• Written request
Whenever a line below holds the word "Тәуелсіздіктің", copy that line.

Stored data entries
=-=-=

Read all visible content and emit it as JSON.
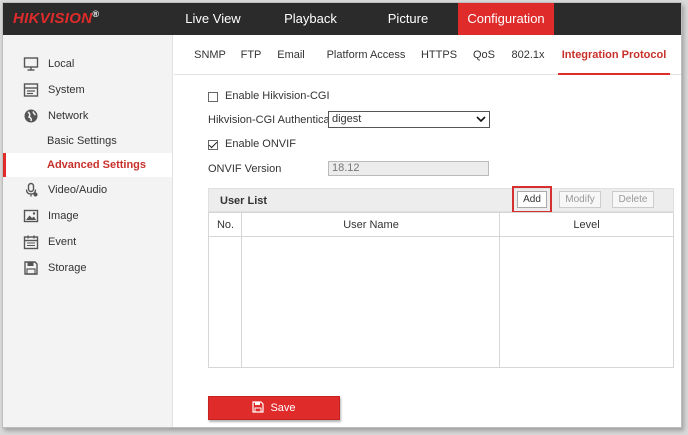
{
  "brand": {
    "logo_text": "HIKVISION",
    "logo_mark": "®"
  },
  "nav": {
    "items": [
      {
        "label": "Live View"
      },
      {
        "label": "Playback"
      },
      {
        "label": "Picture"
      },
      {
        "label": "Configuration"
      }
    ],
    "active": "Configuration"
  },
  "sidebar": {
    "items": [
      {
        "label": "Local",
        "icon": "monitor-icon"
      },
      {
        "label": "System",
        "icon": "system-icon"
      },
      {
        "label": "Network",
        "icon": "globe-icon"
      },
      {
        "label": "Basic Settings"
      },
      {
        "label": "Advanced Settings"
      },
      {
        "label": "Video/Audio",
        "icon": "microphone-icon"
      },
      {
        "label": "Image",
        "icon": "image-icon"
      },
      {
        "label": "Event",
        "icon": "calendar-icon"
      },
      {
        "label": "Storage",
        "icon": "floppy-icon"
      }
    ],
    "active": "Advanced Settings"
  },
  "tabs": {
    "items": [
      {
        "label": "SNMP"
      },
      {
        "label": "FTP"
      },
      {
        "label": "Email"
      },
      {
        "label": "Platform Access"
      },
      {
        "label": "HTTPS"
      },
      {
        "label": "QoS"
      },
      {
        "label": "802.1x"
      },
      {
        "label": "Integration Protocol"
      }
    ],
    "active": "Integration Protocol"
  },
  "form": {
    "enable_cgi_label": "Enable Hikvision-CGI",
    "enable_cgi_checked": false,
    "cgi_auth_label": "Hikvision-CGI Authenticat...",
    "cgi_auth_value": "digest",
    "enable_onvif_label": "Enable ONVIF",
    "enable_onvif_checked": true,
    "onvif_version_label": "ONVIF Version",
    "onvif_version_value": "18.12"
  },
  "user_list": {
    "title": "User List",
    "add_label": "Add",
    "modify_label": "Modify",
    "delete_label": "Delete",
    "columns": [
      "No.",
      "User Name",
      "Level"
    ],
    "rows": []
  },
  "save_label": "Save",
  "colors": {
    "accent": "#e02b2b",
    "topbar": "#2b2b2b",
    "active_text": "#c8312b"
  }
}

=-=-=

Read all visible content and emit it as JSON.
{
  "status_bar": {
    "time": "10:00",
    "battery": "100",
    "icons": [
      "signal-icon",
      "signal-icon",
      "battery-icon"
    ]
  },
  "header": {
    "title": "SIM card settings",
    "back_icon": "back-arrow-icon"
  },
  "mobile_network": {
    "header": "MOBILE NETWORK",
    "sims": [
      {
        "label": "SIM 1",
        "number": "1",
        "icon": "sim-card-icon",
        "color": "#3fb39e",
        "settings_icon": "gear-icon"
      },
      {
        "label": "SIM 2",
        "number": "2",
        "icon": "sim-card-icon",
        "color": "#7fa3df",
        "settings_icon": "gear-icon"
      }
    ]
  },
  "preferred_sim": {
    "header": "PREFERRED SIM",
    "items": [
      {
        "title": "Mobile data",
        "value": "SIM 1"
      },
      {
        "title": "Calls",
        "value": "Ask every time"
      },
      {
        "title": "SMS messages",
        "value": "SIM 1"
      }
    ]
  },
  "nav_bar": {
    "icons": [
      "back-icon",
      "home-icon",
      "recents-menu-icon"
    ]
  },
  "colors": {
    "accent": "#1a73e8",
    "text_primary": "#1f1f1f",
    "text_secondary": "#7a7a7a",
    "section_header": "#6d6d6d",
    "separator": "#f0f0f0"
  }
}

=-=-=

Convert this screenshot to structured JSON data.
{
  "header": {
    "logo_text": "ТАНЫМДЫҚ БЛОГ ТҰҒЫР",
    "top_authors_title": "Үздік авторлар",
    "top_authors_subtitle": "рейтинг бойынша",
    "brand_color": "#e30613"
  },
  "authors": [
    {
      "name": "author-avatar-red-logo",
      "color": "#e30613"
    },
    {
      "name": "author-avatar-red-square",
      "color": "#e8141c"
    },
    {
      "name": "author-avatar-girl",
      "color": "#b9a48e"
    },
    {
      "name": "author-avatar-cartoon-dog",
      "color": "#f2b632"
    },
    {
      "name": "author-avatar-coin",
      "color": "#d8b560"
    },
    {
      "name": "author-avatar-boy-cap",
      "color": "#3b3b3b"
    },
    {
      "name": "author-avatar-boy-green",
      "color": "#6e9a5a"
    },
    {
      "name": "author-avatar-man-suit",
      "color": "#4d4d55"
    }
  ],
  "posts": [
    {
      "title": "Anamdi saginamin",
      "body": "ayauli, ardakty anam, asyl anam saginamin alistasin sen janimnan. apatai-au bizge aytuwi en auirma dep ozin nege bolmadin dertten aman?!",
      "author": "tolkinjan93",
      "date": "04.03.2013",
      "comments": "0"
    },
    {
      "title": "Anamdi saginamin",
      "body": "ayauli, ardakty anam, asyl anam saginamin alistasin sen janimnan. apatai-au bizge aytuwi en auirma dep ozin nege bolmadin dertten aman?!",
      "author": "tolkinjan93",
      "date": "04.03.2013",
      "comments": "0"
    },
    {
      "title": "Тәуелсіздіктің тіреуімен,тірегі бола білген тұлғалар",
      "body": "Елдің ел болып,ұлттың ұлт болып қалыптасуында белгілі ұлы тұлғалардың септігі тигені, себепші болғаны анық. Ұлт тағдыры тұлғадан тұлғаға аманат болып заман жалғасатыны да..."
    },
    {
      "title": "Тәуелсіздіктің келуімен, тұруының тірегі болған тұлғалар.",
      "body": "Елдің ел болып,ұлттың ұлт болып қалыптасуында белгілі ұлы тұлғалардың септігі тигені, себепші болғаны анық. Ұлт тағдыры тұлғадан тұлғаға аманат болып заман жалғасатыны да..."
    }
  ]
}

=-=-=

• Task response
      "title": "Тәуелсіздіктің тіреуімен,тірегі бола білген тұлғалар",
      "title": "Тәуелсіздіктің келуімен, тұруының тірегі болған тұлғалар.",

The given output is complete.